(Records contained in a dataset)
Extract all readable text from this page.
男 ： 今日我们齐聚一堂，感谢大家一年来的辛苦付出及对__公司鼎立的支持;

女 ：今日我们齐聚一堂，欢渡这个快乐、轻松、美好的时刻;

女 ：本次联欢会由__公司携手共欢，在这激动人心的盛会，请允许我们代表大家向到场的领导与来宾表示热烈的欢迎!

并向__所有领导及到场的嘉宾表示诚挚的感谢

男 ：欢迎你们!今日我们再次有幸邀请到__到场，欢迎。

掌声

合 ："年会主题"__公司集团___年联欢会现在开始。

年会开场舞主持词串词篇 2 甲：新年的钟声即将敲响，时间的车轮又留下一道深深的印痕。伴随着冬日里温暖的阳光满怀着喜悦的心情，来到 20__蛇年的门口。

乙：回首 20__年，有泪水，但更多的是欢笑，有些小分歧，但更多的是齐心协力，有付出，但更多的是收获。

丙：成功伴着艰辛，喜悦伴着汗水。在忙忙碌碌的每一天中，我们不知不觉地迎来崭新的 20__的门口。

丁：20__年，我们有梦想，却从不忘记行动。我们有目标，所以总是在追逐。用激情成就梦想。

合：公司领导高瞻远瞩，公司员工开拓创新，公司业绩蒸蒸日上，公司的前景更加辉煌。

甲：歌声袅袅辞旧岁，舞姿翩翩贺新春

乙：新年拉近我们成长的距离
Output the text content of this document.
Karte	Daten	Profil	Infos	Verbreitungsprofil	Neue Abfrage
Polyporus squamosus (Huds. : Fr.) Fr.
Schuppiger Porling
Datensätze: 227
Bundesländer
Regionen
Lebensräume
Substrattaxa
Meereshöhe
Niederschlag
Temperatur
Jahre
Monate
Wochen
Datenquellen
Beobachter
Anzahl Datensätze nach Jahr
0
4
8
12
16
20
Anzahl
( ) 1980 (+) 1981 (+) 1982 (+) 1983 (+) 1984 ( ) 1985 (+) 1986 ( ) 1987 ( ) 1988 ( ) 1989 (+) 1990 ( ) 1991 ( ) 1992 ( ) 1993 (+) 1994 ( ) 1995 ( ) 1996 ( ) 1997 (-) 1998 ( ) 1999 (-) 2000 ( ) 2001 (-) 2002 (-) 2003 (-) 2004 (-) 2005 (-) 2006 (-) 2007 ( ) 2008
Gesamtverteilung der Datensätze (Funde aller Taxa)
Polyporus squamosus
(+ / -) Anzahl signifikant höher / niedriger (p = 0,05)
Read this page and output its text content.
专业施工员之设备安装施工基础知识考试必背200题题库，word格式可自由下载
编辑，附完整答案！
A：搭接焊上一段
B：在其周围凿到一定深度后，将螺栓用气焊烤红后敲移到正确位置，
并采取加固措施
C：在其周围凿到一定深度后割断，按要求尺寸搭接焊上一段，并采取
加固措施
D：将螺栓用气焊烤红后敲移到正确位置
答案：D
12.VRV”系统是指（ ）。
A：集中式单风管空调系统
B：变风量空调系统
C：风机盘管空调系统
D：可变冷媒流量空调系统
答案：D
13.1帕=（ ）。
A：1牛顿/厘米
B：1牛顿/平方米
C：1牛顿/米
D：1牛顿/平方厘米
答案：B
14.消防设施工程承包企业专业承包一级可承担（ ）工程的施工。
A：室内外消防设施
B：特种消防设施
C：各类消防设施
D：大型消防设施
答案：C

### EXERCISE DETAILS
Every record above should be copied exactly.

### SOLUTION TO THE PROBLEM
Extract all readable text from this page.
男 ： 今日我们齐聚一堂，感谢大家一年来的辛苦付出及对__公司鼎立的支持;

女 ：今日我们齐聚一堂，欢渡这个快乐、轻松、美好的时刻;

女 ：本次联欢会由__公司携手共欢，在这激动人心的盛会，请允许我们代表大家向到场的领导与来宾表示热烈的欢迎!

并向__所有领导及到场的嘉宾表示诚挚的感谢

男 ：欢迎你们!今日我们再次有幸邀请到__到场，欢迎。

掌声

合 ："年会主题"__公司集团___年联欢会现在开始。

年会开场舞主持词串词篇 2 甲：新年的钟声即将敲响，时间的车轮又留下一道深深的印痕。伴随着冬日里温暖的阳光满怀着喜悦的心情，来到 20__蛇年的门口。

乙：回首 20__年，有泪水，但更多的是欢笑，有些小分歧，但更多的是齐心协力，有付出，但更多的是收获。

丙：成功伴着艰辛，喜悦伴着汗水。在忙忙碌碌的每一天中，我们不知不觉地迎来崭新的 20__的门口。

丁：20__年，我们有梦想，却从不忘记行动。我们有目标，所以总是在追逐。用激情成就梦想。

合：公司领导高瞻远瞩，公司员工开拓创新，公司业绩蒸蒸日上，公司的前景更加辉煌。

甲：歌声袅袅辞旧岁，舞姿翩翩贺新春

乙：新年拉近我们成长的距离
Output the text content of this document.
Karte	Daten	Profil	Infos	Verbreitungsprofil	Neue Abfrage
Polyporus squamosus (Huds. : Fr.) Fr.
Schuppiger Porling
Datensätze: 227
Bundesländer
Regionen
Lebensräume
Substrattaxa
Meereshöhe
Niederschlag
Temperatur
Jahre
Monate
Wochen
Datenquellen
Beobachter
Anzahl Datensätze nach Jahr
0
4
8
12
16
20
Anzahl
( ) 1980 (+) 1981 (+) 1982 (+) 1983 (+) 1984 ( ) 1985 (+) 1986 ( ) 1987 ( ) 1988 ( ) 1989 (+) 1990 ( ) 1991 ( ) 1992 ( ) 1993 (+) 1994 ( ) 1995 ( ) 1996 ( ) 1997 (-) 1998 ( ) 1999 (-) 2000 ( ) 2001 (-) 2002 (-) 2003 (-) 2004 (-) 2005 (-) 2006 (-) 2007 ( ) 2008
Gesamtverteilung der Datensätze (Funde aller Taxa)
Polyporus squamosus
(+ / -) Anzahl signifikant höher / niedriger (p = 0,05)
Read this page and output its text content.
专业施工员之设备安装施工基础知识考试必背200题题库，word格式可自由下载
编辑，附完整答案！
A：搭接焊上一段
B：在其周围凿到一定深度后，将螺栓用气焊烤红后敲移到正确位置，
并采取加固措施
C：在其周围凿到一定深度后割断，按要求尺寸搭接焊上一段，并采取
加固措施
D：将螺栓用气焊烤红后敲移到正确位置
答案：D
12.VRV”系统是指（ ）。
A：集中式单风管空调系统
B：变风量空调系统
C：风机盘管空调系统
D：可变冷媒流量空调系统
答案：D
13.1帕=（ ）。
A：1牛顿/厘米
B：1牛顿/平方米
C：1牛顿/米
D：1牛顿/平方厘米
答案：B
14.消防设施工程承包企业专业承包一级可承担（ ）工程的施工。
A：室内外消防设施
B：特种消防设施
C：各类消防设施
D：大型消防设施
答案：C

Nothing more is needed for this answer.